◆ **Stored entries**:
-- Start --

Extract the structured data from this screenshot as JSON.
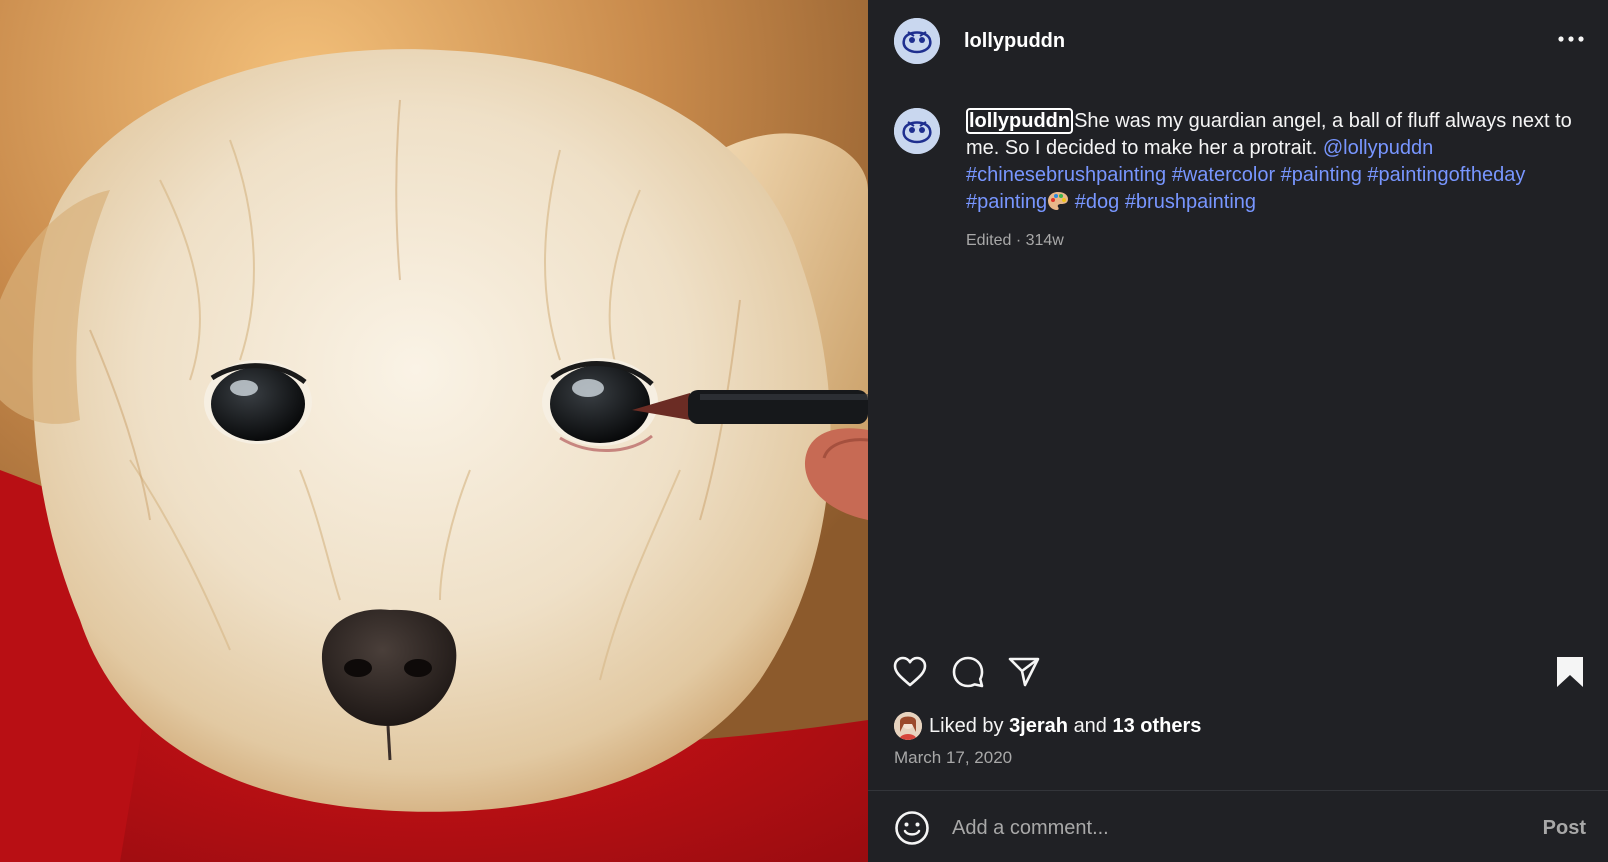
{
  "post": {
    "author": "lollypuddn",
    "caption_text_line": "She was my guardian angel, a ball of fluff always next to me. So I decided to make her a protrait. ",
    "mention": "@lollypuddn",
    "hashtags": [
      "#chinesebrushpainting",
      "#watercolor",
      "#painting",
      "#paintingoftheday",
      "#painting",
      "#dog",
      "#brushpainting"
    ],
    "meta": "Edited · 314w",
    "likes": {
      "prefix": "Liked by ",
      "user": "3jerah",
      "joiner": " and ",
      "others": "13 others"
    },
    "date": "March 17, 2020"
  },
  "comment": {
    "placeholder": "Add a comment...",
    "post_label": "Post"
  },
  "colors": {
    "panel_bg": "#202125",
    "link": "#7896ff",
    "muted": "#a8a8a8"
  },
  "icons": [
    "more-options-icon",
    "heart-icon",
    "comment-icon",
    "share-icon",
    "bookmark-icon",
    "emoji-icon"
  ]
}
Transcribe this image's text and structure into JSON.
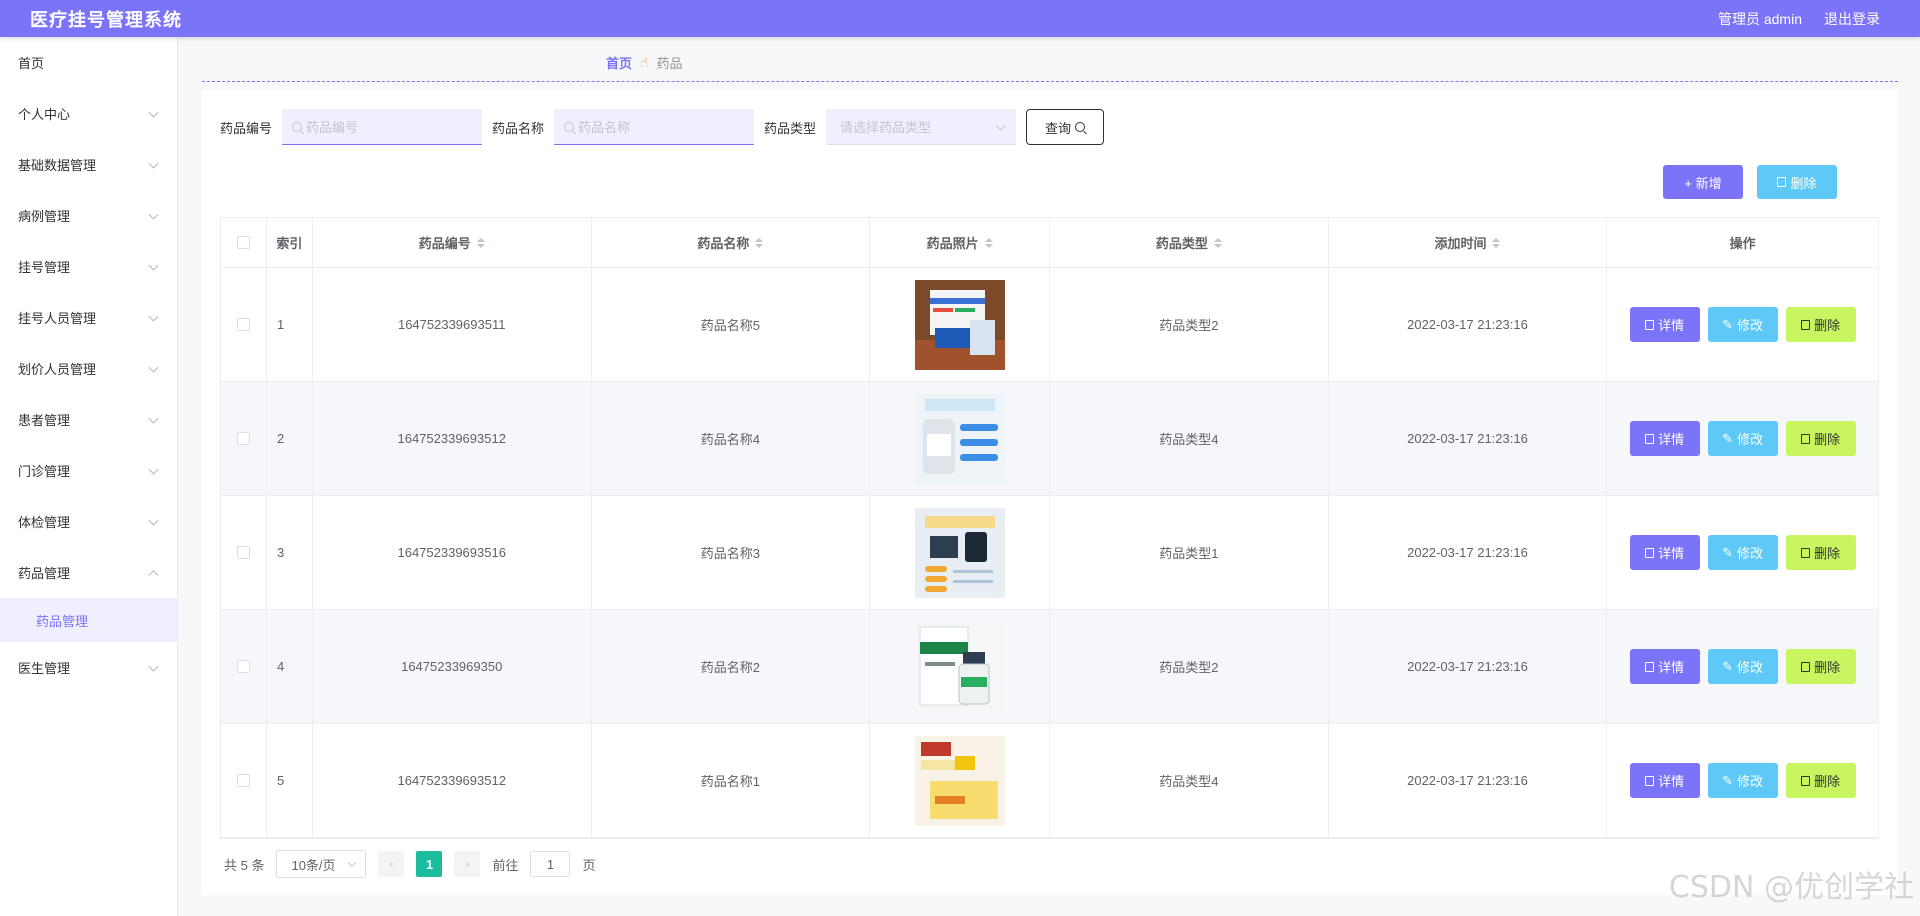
{
  "header": {
    "title": "医疗挂号管理系统",
    "user": "管理员 admin",
    "logout": "退出登录"
  },
  "sidebar": {
    "items": [
      {
        "label": "首页"
      },
      {
        "label": "个人中心"
      },
      {
        "label": "基础数据管理"
      },
      {
        "label": "病例管理"
      },
      {
        "label": "挂号管理"
      },
      {
        "label": "挂号人员管理"
      },
      {
        "label": "划价人员管理"
      },
      {
        "label": "患者管理"
      },
      {
        "label": "门诊管理"
      },
      {
        "label": "体检管理"
      },
      {
        "label": "药品管理"
      },
      {
        "label": "医生管理"
      }
    ],
    "sub_item": "药品管理"
  },
  "breadcrumb": {
    "home": "首页",
    "current": "药品"
  },
  "search": {
    "code_label": "药品编号",
    "code_placeholder": "药品编号",
    "name_label": "药品名称",
    "name_placeholder": "药品名称",
    "type_label": "药品类型",
    "type_placeholder": "请选择药品类型",
    "query_label": "查询"
  },
  "toolbar": {
    "add_label": "+ 新增",
    "delete_label": "删除"
  },
  "table": {
    "headers": [
      "索引",
      "药品编号",
      "药品名称",
      "药品照片",
      "药品类型",
      "添加时间",
      "操作"
    ],
    "rows": [
      {
        "index": "1",
        "code": "164752339693511",
        "name": "药品名称5",
        "type": "药品类型2",
        "time": "2022-03-17 21:23:16"
      },
      {
        "index": "2",
        "code": "164752339693512",
        "name": "药品名称4",
        "type": "药品类型4",
        "time": "2022-03-17 21:23:16"
      },
      {
        "index": "3",
        "code": "164752339693516",
        "name": "药品名称3",
        "type": "药品类型1",
        "time": "2022-03-17 21:23:16"
      },
      {
        "index": "4",
        "code": "16475233969350",
        "name": "药品名称2",
        "type": "药品类型2",
        "time": "2022-03-17 21:23:16"
      },
      {
        "index": "5",
        "code": "164752339693512",
        "name": "药品名称1",
        "type": "药品类型4",
        "time": "2022-03-17 21:23:16"
      }
    ],
    "op_detail": "详情",
    "op_edit": "修改",
    "op_delete": "删除"
  },
  "pagination": {
    "total": "共 5 条",
    "page_size": "10条/页",
    "current": "1",
    "goto_prefix": "前往",
    "goto_value": "1",
    "goto_suffix": "页"
  },
  "watermark": "CSDN @优创学社",
  "colors": {
    "accent": "#7b73f8",
    "info": "#5ec8f7",
    "lime": "#c8f560",
    "page_active": "#1abc9c"
  }
}
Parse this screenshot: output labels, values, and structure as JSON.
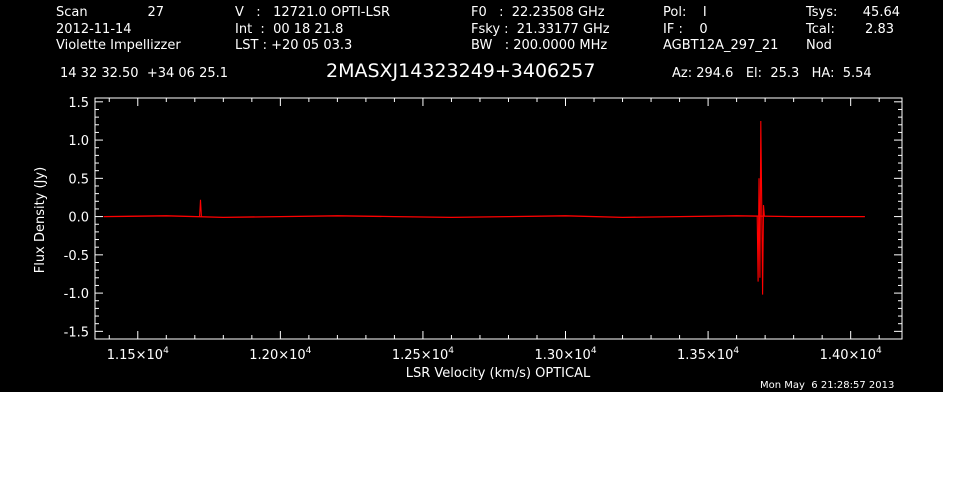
{
  "header": {
    "row1": {
      "scan_label": "Scan",
      "scan_value": "27",
      "v": "V   :   12721.0 OPTI-LSR",
      "f0": "F0   :  22.23508 GHz",
      "pol": "Pol:    I",
      "tsys_label": "Tsys:",
      "tsys_value": "45.64"
    },
    "row2": {
      "date": "2012-11-14",
      "int": "Int  :  00 18 21.8",
      "fsky": "Fsky :  21.33177 GHz",
      "if": "IF :    0",
      "tcal_label": "Tcal:",
      "tcal_value": "2.83"
    },
    "row3": {
      "observer": "Violette Impellizzer",
      "lst": "LST : +20 05 03.3",
      "bw": "BW   : 200.0000 MHz",
      "project": "AGBT12A_297_21",
      "mode": "Nod"
    },
    "coords": "14 32 32.50  +34 06 25.1",
    "source": "2MASXJ14323249+3406257",
    "azel": "Az: 294.6   El:  25.3   HA:  5.54"
  },
  "timestamp": "Mon May  6 21:28:57 2013",
  "chart_data": {
    "type": "line",
    "xlabel": "LSR Velocity (km/s) OPTICAL",
    "ylabel": "Flux Density (Jy)",
    "xlim": [
      11350,
      14180
    ],
    "ylim": [
      -1.6,
      1.55
    ],
    "x_ticks": [
      11500,
      12000,
      12500,
      13000,
      13500,
      14000
    ],
    "x_tick_labels": [
      {
        "mant": "1.15×10",
        "exp": "4"
      },
      {
        "mant": "1.20×10",
        "exp": "4"
      },
      {
        "mant": "1.25×10",
        "exp": "4"
      },
      {
        "mant": "1.30×10",
        "exp": "4"
      },
      {
        "mant": "1.35×10",
        "exp": "4"
      },
      {
        "mant": "1.40×10",
        "exp": "4"
      }
    ],
    "y_ticks": [
      -1.5,
      -1.0,
      -0.5,
      0.0,
      0.5,
      1.0,
      1.5
    ],
    "y_tick_labels": [
      "-1.5",
      "-1.0",
      "-0.5",
      "0.0",
      "0.5",
      "1.0",
      "1.5"
    ],
    "grid": false,
    "series_color": "#ff0000",
    "series": [
      {
        "x": [
          11380,
          11600,
          11800,
          12000,
          12200,
          12400,
          12600,
          12800,
          13000,
          13200,
          13400,
          13600,
          13800,
          14050
        ],
        "y": [
          0.0,
          0.01,
          -0.01,
          0.0,
          0.01,
          0.0,
          -0.01,
          0.0,
          0.01,
          -0.01,
          0.0,
          0.01,
          0.0,
          0.0
        ]
      }
    ],
    "spikes": [
      {
        "x": 11720,
        "y": [
          0.0,
          0.22,
          0.0
        ]
      },
      {
        "x": 13685,
        "y": [
          0.0,
          -0.85,
          0.5,
          -0.8,
          1.25,
          0.2,
          -1.02,
          0.15,
          0.0
        ]
      }
    ]
  }
}
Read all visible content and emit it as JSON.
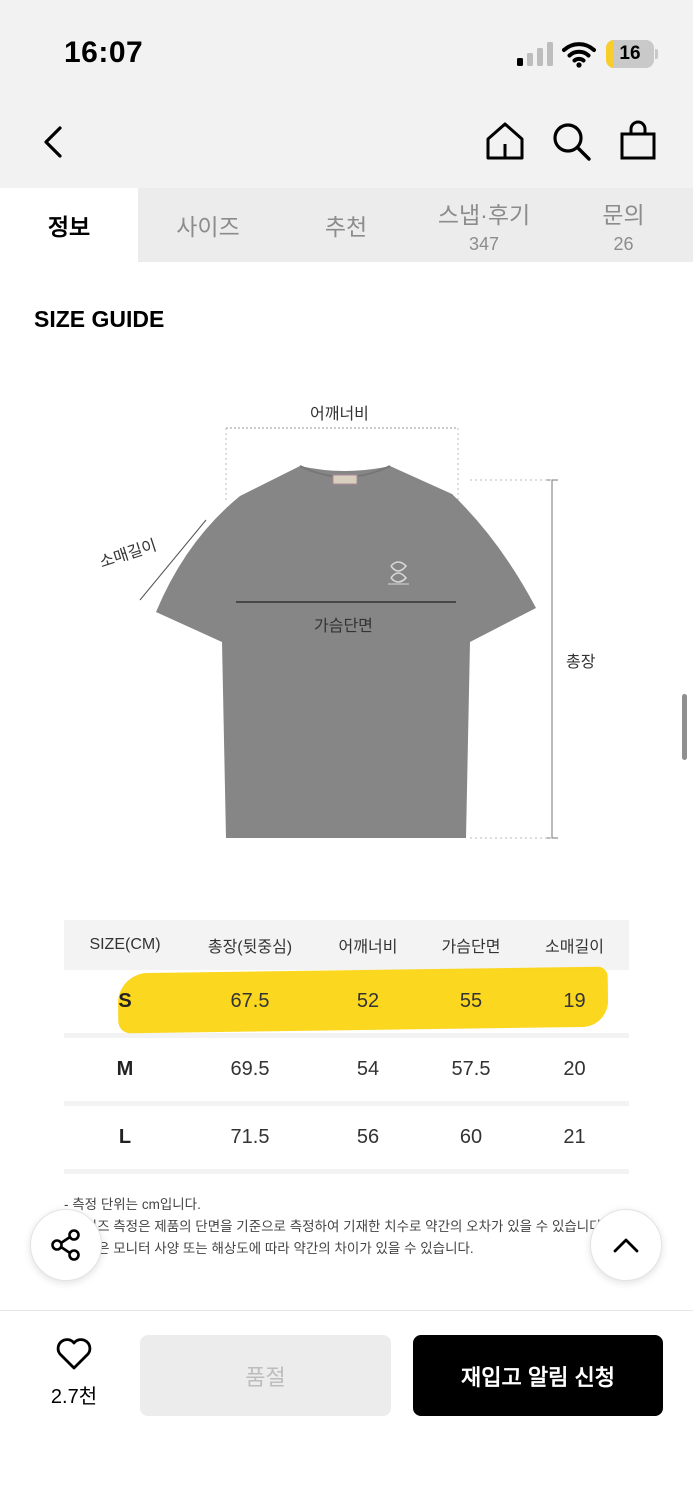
{
  "status_bar": {
    "time": "16:07",
    "battery_level": "16",
    "battery_fraction": 0.16,
    "battery_color": "#f7ce2c"
  },
  "tabs": [
    {
      "label": "정보",
      "count": ""
    },
    {
      "label": "사이즈",
      "count": ""
    },
    {
      "label": "추천",
      "count": ""
    },
    {
      "label": "스냅·후기",
      "count": "347"
    },
    {
      "label": "문의",
      "count": "26"
    }
  ],
  "size_guide": {
    "title": "SIZE GUIDE",
    "labels": {
      "shoulder": "어깨너비",
      "sleeve": "소매길이",
      "chest": "가슴단면",
      "length": "총장"
    },
    "shirt_color": "#868686"
  },
  "size_table": {
    "headers": [
      "SIZE(CM)",
      "총장(뒷중심)",
      "어깨너비",
      "가슴단면",
      "소매길이"
    ],
    "rows": [
      [
        "S",
        "67.5",
        "52",
        "55",
        "19"
      ],
      [
        "M",
        "69.5",
        "54",
        "57.5",
        "20"
      ],
      [
        "L",
        "71.5",
        "56",
        "60",
        "21"
      ]
    ],
    "highlighted_row": "S",
    "highlight_color": "#fcd200"
  },
  "notes": [
    "- 측정 단위는 cm입니다.",
    "- 사이즈 측정은 제품의 단면을 기준으로 측정하여 기재한 치수로 약간의 오차가 있을 수 있습니다.",
    "- 색상은 모니터 사양 또는 해상도에 따라 약간의 차이가 있을 수 있습니다."
  ],
  "bottom_bar": {
    "like_count": "2.7천",
    "soldout_label": "품절",
    "restock_label": "재입고 알림 신청"
  },
  "icons": [
    "back-icon",
    "home-icon",
    "search-icon",
    "bag-icon",
    "share-icon",
    "chevron-up-icon",
    "heart-icon",
    "signal-icon",
    "wifi-icon",
    "battery-icon"
  ]
}
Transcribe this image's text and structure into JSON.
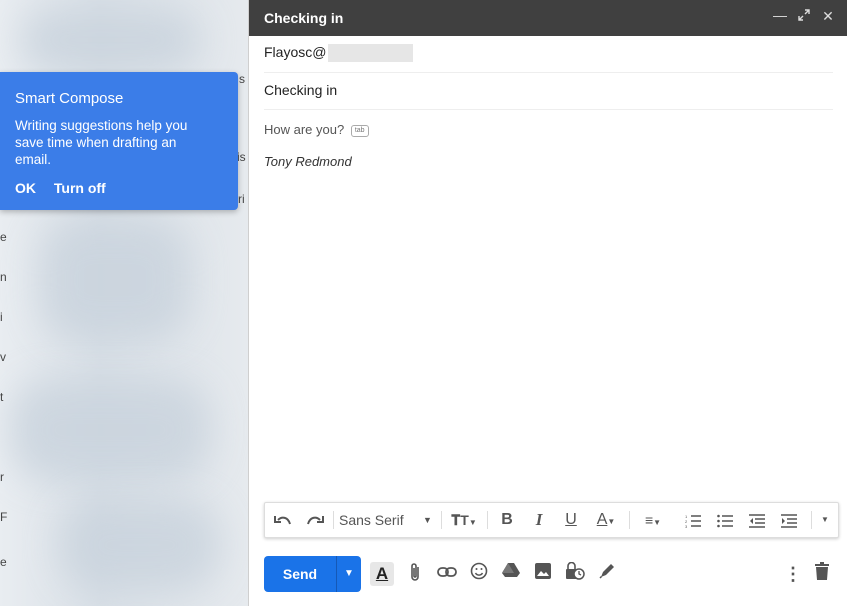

-- End --

◆ **Exercise aim**:
Check each line of the entries above for the word "screenshot". List the ones that have it.

◆ **Correct output**:
Extract the structured data from this screenshot as JSON.
Parse this screenshot: output labels, values, and structure as JSON.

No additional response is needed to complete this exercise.